• _The exercise_: Retype the records that come next, word for word.

(Data entries)

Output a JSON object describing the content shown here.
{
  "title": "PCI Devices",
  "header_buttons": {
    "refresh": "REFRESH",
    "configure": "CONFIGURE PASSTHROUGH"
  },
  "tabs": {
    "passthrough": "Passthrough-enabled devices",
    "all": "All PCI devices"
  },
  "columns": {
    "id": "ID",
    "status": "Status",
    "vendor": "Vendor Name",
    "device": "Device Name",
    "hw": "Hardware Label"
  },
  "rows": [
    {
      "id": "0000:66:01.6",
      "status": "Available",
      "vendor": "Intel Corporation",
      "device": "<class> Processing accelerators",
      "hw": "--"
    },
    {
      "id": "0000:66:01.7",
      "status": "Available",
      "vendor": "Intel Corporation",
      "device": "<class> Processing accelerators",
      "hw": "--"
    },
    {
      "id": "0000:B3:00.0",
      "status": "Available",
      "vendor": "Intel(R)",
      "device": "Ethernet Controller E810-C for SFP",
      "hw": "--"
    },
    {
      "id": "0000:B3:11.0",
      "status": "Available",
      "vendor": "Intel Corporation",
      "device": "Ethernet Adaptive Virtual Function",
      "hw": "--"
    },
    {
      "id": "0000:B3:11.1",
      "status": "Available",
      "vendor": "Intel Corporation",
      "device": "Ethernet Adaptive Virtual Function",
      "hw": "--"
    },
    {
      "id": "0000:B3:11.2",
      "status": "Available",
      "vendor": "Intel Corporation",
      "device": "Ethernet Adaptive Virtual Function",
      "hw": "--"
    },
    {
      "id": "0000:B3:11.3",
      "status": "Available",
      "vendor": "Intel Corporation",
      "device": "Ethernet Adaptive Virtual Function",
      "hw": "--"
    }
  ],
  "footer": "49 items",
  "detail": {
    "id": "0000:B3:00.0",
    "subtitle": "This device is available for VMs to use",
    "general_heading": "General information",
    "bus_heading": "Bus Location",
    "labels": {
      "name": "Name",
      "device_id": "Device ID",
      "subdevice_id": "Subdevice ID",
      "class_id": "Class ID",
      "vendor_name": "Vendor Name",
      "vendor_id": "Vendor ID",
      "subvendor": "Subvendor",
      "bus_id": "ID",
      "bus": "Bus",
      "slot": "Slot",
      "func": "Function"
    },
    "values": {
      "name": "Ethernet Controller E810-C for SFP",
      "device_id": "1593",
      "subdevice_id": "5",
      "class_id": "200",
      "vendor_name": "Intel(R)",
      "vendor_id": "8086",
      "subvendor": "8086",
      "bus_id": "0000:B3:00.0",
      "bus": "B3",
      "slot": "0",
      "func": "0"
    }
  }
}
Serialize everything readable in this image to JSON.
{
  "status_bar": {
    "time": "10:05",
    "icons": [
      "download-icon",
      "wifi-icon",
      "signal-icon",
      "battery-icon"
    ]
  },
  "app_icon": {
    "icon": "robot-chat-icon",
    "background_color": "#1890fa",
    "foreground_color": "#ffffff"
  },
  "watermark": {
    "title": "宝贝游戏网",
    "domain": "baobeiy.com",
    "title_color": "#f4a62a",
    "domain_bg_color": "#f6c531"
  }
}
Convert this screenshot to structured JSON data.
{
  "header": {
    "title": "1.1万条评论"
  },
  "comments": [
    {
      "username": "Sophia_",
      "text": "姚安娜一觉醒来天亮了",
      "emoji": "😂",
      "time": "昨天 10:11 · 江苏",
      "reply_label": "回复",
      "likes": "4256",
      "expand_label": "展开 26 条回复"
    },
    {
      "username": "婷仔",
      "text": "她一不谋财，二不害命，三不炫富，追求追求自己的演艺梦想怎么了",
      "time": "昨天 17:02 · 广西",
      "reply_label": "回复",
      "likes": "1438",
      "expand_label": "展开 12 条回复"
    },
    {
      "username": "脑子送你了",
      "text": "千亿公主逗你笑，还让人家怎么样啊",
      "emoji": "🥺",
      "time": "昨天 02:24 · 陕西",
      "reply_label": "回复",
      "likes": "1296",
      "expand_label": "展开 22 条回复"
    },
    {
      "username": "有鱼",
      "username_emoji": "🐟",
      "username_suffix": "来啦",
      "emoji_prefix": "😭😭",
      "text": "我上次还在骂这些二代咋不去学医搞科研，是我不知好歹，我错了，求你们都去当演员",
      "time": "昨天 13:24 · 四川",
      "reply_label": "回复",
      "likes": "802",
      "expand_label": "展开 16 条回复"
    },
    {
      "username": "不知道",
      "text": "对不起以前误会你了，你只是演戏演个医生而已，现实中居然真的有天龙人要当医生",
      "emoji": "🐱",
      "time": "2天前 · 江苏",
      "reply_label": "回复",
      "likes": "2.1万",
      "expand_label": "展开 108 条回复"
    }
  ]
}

• _Exercise result_:
Output a JSON object describing the content shown here.
{
  "title": "PCI Devices",
  "header_buttons": {
    "refresh": "REFRESH",
    "configure": "CONFIGURE PASSTHROUGH"
  },
  "tabs": {
    "passthrough": "Passthrough-enabled devices",
    "all": "All PCI devices"
  },
  "columns": {
    "id": "ID",
    "status": "Status",
    "vendor": "Vendor Name",
    "device": "Device Name",
    "hw": "Hardware Label"
  },
  "rows": [
    {
      "id": "0000:66:01.6",
      "status": "Available",
      "vendor": "Intel Corporation",
      "device": "<class> Processing accelerators",
      "hw": "--"
    },
    {
      "id": "0000:66:01.7",
      "status": "Available",
      "vendor": "Intel Corporation",
      "device": "<class> Processing accelerators",
      "hw": "--"
    },
    {
      "id": "0000:B3:00.0",
      "status": "Available",
      "vendor": "Intel(R)",
      "device": "Ethernet Controller E810-C for SFP",
      "hw": "--"
    },
    {
      "id": "0000:B3:11.0",
      "status": "Available",
      "vendor": "Intel Corporation",
      "device": "Ethernet Adaptive Virtual Function",
      "hw": "--"
    },
    {
      "id": "0000:B3:11.1",
      "status": "Available",
      "vendor": "Intel Corporation",
      "device": "Ethernet Adaptive Virtual Function",
      "hw": "--"
    },
    {
      "id": "0000:B3:11.2",
      "status": "Available",
      "vendor": "Intel Corporation",
      "device": "Ethernet Adaptive Virtual Function",
      "hw": "--"
    },
    {
      "id": "0000:B3:11.3",
      "status": "Available",
      "vendor": "Intel Corporation",
      "device": "Ethernet Adaptive Virtual Function",
      "hw": "--"
    }
  ],
  "footer": "49 items",
  "detail": {
    "id": "0000:B3:00.0",
    "subtitle": "This device is available for VMs to use",
    "general_heading": "General information",
    "bus_heading": "Bus Location",
    "labels": {
      "name": "Name",
      "device_id": "Device ID",
      "subdevice_id": "Subdevice ID",
      "class_id": "Class ID",
      "vendor_name": "Vendor Name",
      "vendor_id": "Vendor ID",
      "subvendor": "Subvendor",
      "bus_id": "ID",
      "bus": "Bus",
      "slot": "Slot",
      "func": "Function"
    },
    "values": {
      "name": "Ethernet Controller E810-C for SFP",
      "device_id": "1593",
      "subdevice_id": "5",
      "class_id": "200",
      "vendor_name": "Intel(R)",
      "vendor_id": "8086",
      "subvendor": "8086",
      "bus_id": "0000:B3:00.0",
      "bus": "B3",
      "slot": "0",
      "func": "0"
    }
  }
}
Serialize everything readable in this image to JSON.
{
  "status_bar": {
    "time": "10:05",
    "icons": [
      "download-icon",
      "wifi-icon",
      "signal-icon",
      "battery-icon"
    ]
  },
  "app_icon": {
    "icon": "robot-chat-icon",
    "background_color": "#1890fa",
    "foreground_color": "#ffffff"
  },
  "watermark": {
    "title": "宝贝游戏网",
    "domain": "baobeiy.com",
    "title_color": "#f4a62a",
    "domain_bg_color": "#f6c531"
  }
}
Convert this screenshot to structured JSON data.
{
  "header": {
    "title": "1.1万条评论"
  },
  "comments": [
    {
      "username": "Sophia_",
      "text": "姚安娜一觉醒来天亮了",
      "emoji": "😂",
      "time": "昨天 10:11 · 江苏",
      "reply_label": "回复",
      "likes": "4256",
      "expand_label": "展开 26 条回复"
    },
    {
      "username": "婷仔",
      "text": "她一不谋财，二不害命，三不炫富，追求追求自己的演艺梦想怎么了",
      "time": "昨天 17:02 · 广西",
      "reply_label": "回复",
      "likes": "1438",
      "expand_label": "展开 12 条回复"
    },
    {
      "username": "脑子送你了",
      "text": "千亿公主逗你笑，还让人家怎么样啊",
      "emoji": "🥺",
      "time": "昨天 02:24 · 陕西",
      "reply_label": "回复",
      "likes": "1296",
      "expand_label": "展开 22 条回复"
    },
    {
      "username": "有鱼",
      "username_emoji": "🐟",
      "username_suffix": "来啦",
      "emoji_prefix": "😭😭",
      "text": "我上次还在骂这些二代咋不去学医搞科研，是我不知好歹，我错了，求你们都去当演员",
      "time": "昨天 13:24 · 四川",
      "reply_label": "回复",
      "likes": "802",
      "expand_label": "展开 16 条回复"
    },
    {
      "username": "不知道",
      "text": "对不起以前误会你了，你只是演戏演个医生而已，现实中居然真的有天龙人要当医生",
      "emoji": "🐱",
      "time": "2天前 · 江苏",
      "reply_label": "回复",
      "likes": "2.1万",
      "expand_label": "展开 108 条回复"
    }
  ]
}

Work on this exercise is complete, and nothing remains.